▸ **Direction**:
Before working with the lines, copy the passage of the agent failures excerpt from "The agent finds code" up to and including "actual allocation logic." word for word.

▸ **Excerpt**:
==================================================

Agent failures in large codebases are not random. They cluster into five repeatable patterns. Knowing which one you're looking at determines what to fix.
The most common failure mode. The agent navigates endlessly, following references, reading files, but never converges on a plan or produces output. It burns its entire timeout on exploration.
The mechanism is straightforward. The agent's basic strategy is to read a file, follow its imports, and read the next file. This works fine when the search space is bounded, but in a codebase with 22,000 files, this strategy produces an exploration tree that branches faster than the agent can prune it. Every file references three more. The agent has no way to identify which branches matter without reading them all.
The CodeScaleBench data shows this correlates directly with codebase size. Agents with only local tools (grep, file read, glob) begin to struggle systematically when codebases exceed roughly 400,000 lines of code. The reward delta when code intelligence tools are added:
| LOC Range | Reward Delta | What's happening |
|---|---|---|
| < 400K | −0.080 | Tools add overhead; grep typically works fine |
| 400K–2M | +0.259 | Strongest positive effect |
This agent doesn't experience a reasoning failure with increasing codebase complexity; the agent's per-step reasoning is correct. It's a search infrastructure failure. The agent lacks tools to narrow the search space before committing to a traversal path.
The agent finds code matching its search terms but selects the wrong result. In a large codebase, common symbol names appear in dozens of files. A grep for allocate in Kubernetes returns hundreds of matches across test files, deprecated code, utility functions, and the actual allocation logic.
# Lexical search: 47 matches, no ranking by structural relevance
$ grep -rn "allocate" pkg/ | wc -l
47
# Structural navigation: 1 definition, 12 call sites, ranked by role
find-references --symbol "DRAAllocator.allocate" --scope "pkg/"
→ Definition: pkg/scheduler/framework/plugins/dynamicresources/allocator.go:142
→ 12 call sites across 4 packages
In the benchmark data, keyword search was the most-used tool modality: 7,993 calls across all runs, compared to 2,449 semantic search calls and 57 deep-search calls. Agents overwhelmingly prefer the simplest tool that works. But lexical search alone can't distinguish a symbol's definition from its 47 call sites, test mocks, and documentation mentions. When every package has a handler.go or every module has an __init__.py, text search produces many results with no way to rank them by structural relevance.
The fix is structural code navigation: go-to-definition, find-references, and type-hierarchy resolution that leverage the compiler's understanding of the code to distinguish definitions from call sites.
The agent finds some of the relevant code but misses the rest. In a cross-file refactoring task in the Strata finance library, the baseline agent modified 2 of 7 affected files and scored 0.32. The agent using the Sourcegraph MCP identified all affected files and produced a complete refactoring, scoring 0.80.

==================================================

▸ **Given data**:
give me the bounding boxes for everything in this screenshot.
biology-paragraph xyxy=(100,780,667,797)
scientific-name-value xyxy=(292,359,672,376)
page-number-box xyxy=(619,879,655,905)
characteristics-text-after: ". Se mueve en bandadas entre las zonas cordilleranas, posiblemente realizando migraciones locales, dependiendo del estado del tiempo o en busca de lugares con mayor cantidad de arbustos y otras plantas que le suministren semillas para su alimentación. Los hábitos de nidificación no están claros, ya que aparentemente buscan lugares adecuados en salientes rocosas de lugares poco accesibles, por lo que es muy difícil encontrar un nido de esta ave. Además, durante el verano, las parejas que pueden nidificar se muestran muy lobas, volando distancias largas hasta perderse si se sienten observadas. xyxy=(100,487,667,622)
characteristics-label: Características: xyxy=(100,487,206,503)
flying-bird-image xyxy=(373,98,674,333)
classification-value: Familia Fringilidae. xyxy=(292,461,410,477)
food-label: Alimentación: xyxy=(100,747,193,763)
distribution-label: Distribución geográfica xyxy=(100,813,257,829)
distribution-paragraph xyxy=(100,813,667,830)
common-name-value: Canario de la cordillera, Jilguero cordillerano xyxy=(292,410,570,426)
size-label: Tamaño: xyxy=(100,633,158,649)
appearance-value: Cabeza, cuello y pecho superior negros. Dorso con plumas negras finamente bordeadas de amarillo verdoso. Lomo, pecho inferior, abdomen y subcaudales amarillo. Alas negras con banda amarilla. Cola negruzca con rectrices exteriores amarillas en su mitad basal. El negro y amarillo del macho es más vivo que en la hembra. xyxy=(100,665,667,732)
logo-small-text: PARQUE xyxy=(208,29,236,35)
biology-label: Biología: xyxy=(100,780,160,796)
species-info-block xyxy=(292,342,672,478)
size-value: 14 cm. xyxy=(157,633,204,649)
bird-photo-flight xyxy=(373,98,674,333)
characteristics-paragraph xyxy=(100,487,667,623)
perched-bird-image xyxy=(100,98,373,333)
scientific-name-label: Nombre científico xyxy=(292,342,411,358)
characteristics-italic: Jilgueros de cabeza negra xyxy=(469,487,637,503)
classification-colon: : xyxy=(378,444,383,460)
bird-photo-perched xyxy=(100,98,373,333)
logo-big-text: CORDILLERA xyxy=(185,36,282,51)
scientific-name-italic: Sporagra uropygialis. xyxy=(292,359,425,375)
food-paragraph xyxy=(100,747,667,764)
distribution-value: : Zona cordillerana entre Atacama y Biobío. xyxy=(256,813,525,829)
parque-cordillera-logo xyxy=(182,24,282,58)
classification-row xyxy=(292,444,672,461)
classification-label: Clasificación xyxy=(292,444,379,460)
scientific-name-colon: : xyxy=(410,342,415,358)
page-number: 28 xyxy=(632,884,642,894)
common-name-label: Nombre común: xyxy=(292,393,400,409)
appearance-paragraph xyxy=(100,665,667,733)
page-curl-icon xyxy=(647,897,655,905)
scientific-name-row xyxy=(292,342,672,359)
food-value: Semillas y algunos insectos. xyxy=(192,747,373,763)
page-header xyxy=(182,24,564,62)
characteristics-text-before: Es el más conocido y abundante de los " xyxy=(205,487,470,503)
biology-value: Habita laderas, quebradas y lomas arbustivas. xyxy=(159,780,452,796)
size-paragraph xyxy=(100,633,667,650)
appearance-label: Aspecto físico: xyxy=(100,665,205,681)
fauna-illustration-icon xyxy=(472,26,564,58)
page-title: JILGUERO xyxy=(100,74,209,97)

==================================================

▸ **Task result**:
The agent finds code matching its search terms but selects the wrong result. In a large codebase, common symbol names appear in dozens of files. A grep for allocate in Kubernetes returns hundreds of matches across test files, deprecated code, utility functions, and the actual allocation logic.